• [The request]: Below are some records: retype them all exactly, but not the pictures.

• [Available data]:

**********

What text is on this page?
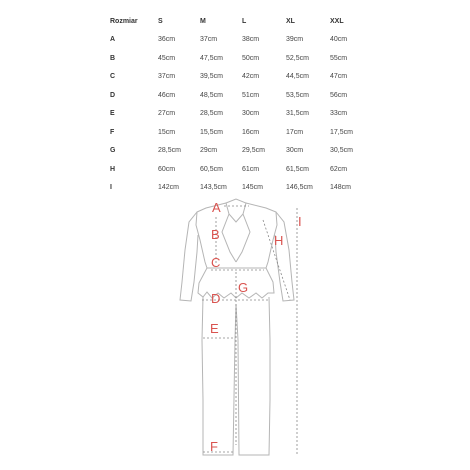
Rozmiar	S	M	L	XL	XXL
A	36cm	37cm	38cm	39cm	40cm
B	45cm	47,5cm	50cm	52,5cm	55cm
C	37cm	39,5cm	42cm	44,5cm	47cm
D	46cm	48,5cm	51cm	53,5cm	56cm
E	27cm	28,5cm	30cm	31,5cm	33cm
F	15cm	15,5cm	16cm	17cm	17,5cm
G	28,5cm	29cm	29,5cm	30cm	30,5cm
H	60cm	60,5cm	61cm	61,5cm	62cm
I	142cm	143,5cm	145cm	146,5cm	148cm
A
B
C
D
E
F
G
H
I
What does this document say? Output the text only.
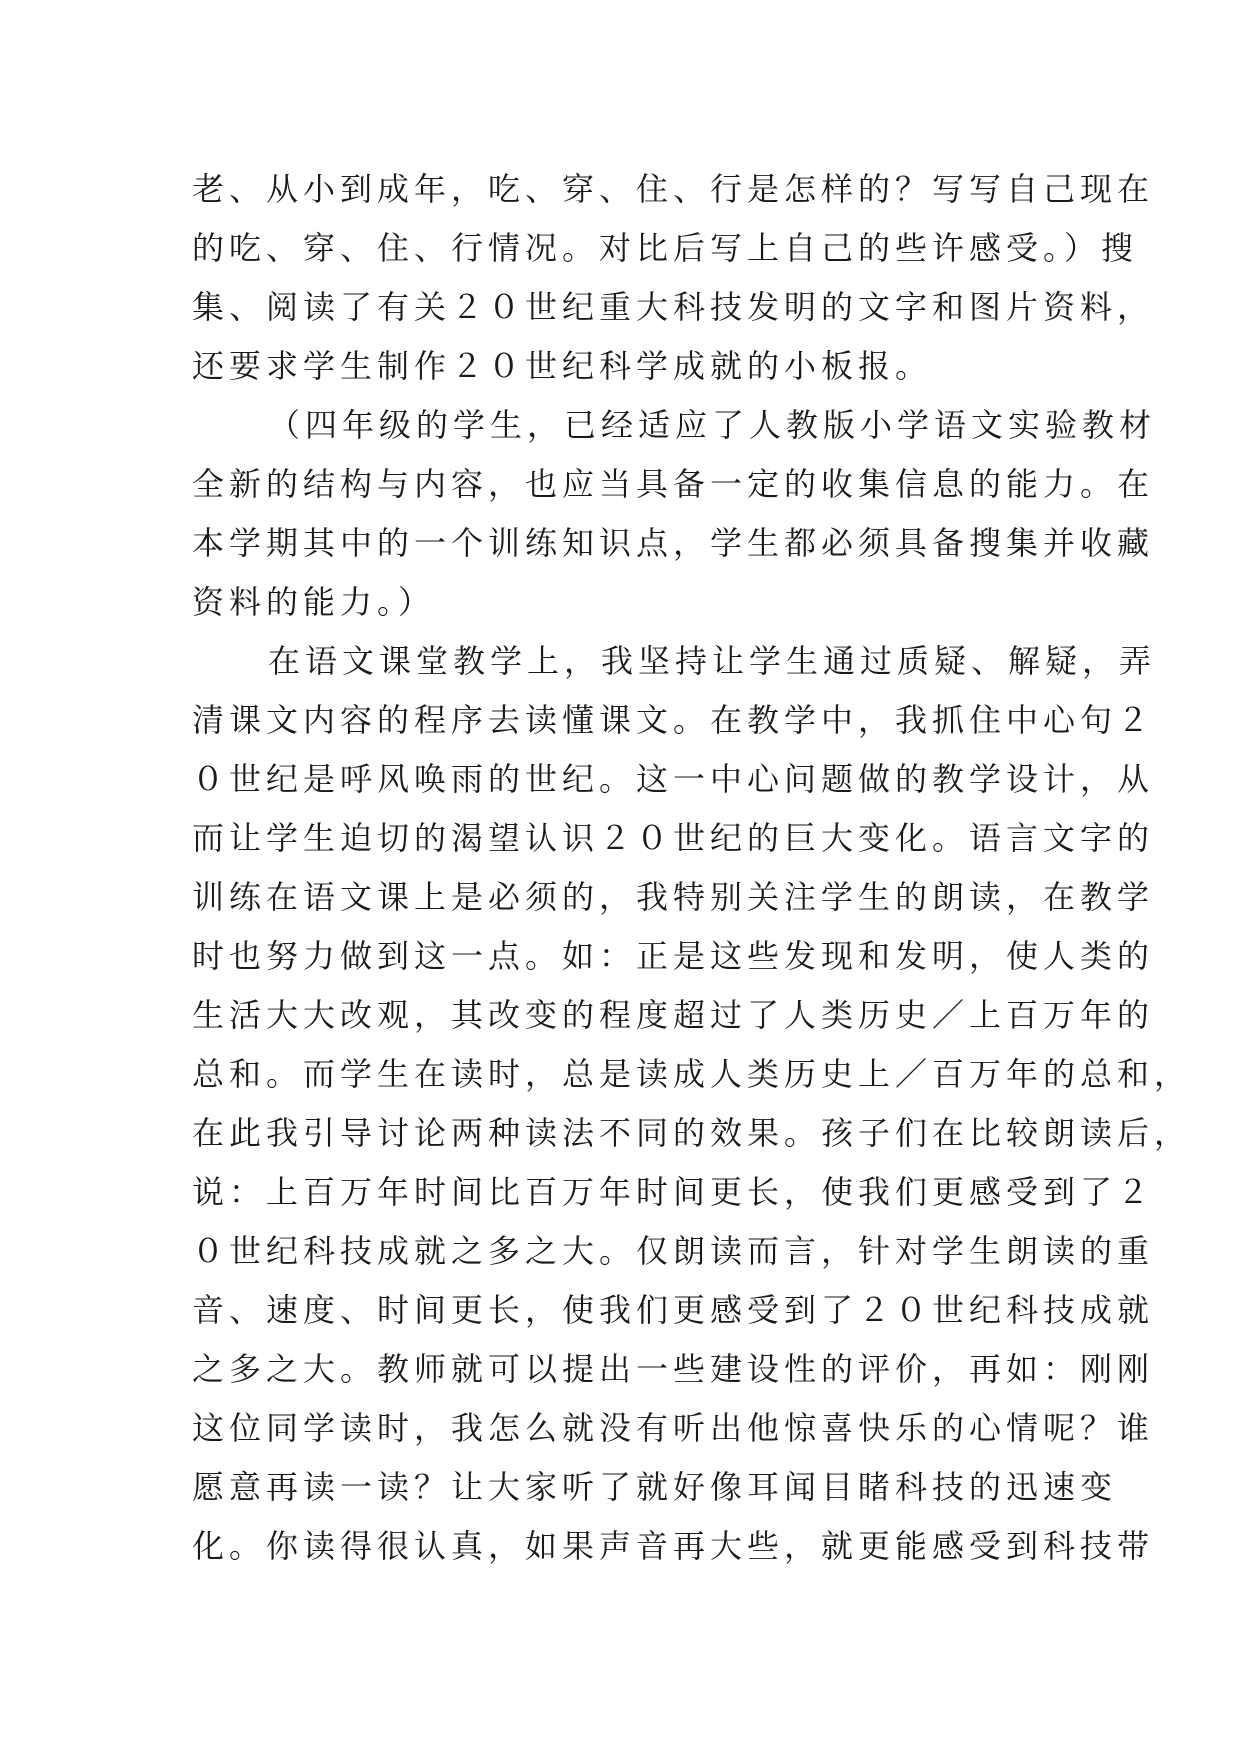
老、从小到成年，吃、穿、住、行是怎样的？写写自己现在
的吃、穿、住、行情况。对比后写上自己的些许感受。）搜
集、阅读了有关２０世纪重大科技发明的文字和图片资料，
还要求学生制作２０世纪科学成就的小板报。
（四年级的学生，已经适应了人教版小学语文实验教材
全新的结构与内容，也应当具备一定的收集信息的能力。在
本学期其中的一个训练知识点，学生都必须具备搜集并收藏
资料的能力。）
在语文课堂教学上，我坚持让学生通过质疑、解疑，弄
清课文内容的程序去读懂课文。在教学中，我抓住中心句２
０世纪是呼风唤雨的世纪。这一中心问题做的教学设计，从
而让学生迫切的渴望认识２０世纪的巨大变化。语言文字的
训练在语文课上是必须的，我特别关注学生的朗读，在教学
时也努力做到这一点。如：正是这些发现和发明，使人类的
生活大大改观，其改变的程度超过了人类历史／上百万年的
总和。而学生在读时，总是读成人类历史上／百万年的总和，
在此我引导讨论两种读法不同的效果。孩子们在比较朗读后，
说：上百万年时间比百万年时间更长，使我们更感受到了２
０世纪科技成就之多之大。仅朗读而言，针对学生朗读的重
音、速度、时间更长，使我们更感受到了２０世纪科技成就
之多之大。教师就可以提出一些建设性的评价，再如：刚刚
这位同学读时，我怎么就没有听出他惊喜快乐的心情呢？谁
愿意再读一读？让大家听了就好像耳闻目睹科技的迅速变
化。你读得很认真，如果声音再大些，就更能感受到科技带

**********

• [Answer to this problem]:
What text is on this page?
Rozmiar	S	M	L	XL	XXL
A	36cm	37cm	38cm	39cm	40cm
B	45cm	47,5cm	50cm	52,5cm	55cm
C	37cm	39,5cm	42cm	44,5cm	47cm
D	46cm	48,5cm	51cm	53,5cm	56cm
E	27cm	28,5cm	30cm	31,5cm	33cm
F	15cm	15,5cm	16cm	17cm	17,5cm
G	28,5cm	29cm	29,5cm	30cm	30,5cm
H	60cm	60,5cm	61cm	61,5cm	62cm
I	142cm	143,5cm	145cm	146,5cm	148cm
A
B
C
D
E
F
G
H
I
What does this document say? Output the text only.
老、从小到成年，吃、穿、住、行是怎样的？写写自己现在
的吃、穿、住、行情况。对比后写上自己的些许感受。）搜
集、阅读了有关２０世纪重大科技发明的文字和图片资料，
还要求学生制作２０世纪科学成就的小板报。
（四年级的学生，已经适应了人教版小学语文实验教材
全新的结构与内容，也应当具备一定的收集信息的能力。在
本学期其中的一个训练知识点，学生都必须具备搜集并收藏
资料的能力。）
在语文课堂教学上，我坚持让学生通过质疑、解疑，弄
清课文内容的程序去读懂课文。在教学中，我抓住中心句２
０世纪是呼风唤雨的世纪。这一中心问题做的教学设计，从
而让学生迫切的渴望认识２０世纪的巨大变化。语言文字的
训练在语文课上是必须的，我特别关注学生的朗读，在教学
时也努力做到这一点。如：正是这些发现和发明，使人类的
生活大大改观，其改变的程度超过了人类历史／上百万年的
总和。而学生在读时，总是读成人类历史上／百万年的总和，
在此我引导讨论两种读法不同的效果。孩子们在比较朗读后，
说：上百万年时间比百万年时间更长，使我们更感受到了２
０世纪科技成就之多之大。仅朗读而言，针对学生朗读的重
音、速度、时间更长，使我们更感受到了２０世纪科技成就
之多之大。教师就可以提出一些建设性的评价，再如：刚刚
这位同学读时，我怎么就没有听出他惊喜快乐的心情呢？谁
愿意再读一读？让大家听了就好像耳闻目睹科技的迅速变
化。你读得很认真，如果声音再大些，就更能感受到科技带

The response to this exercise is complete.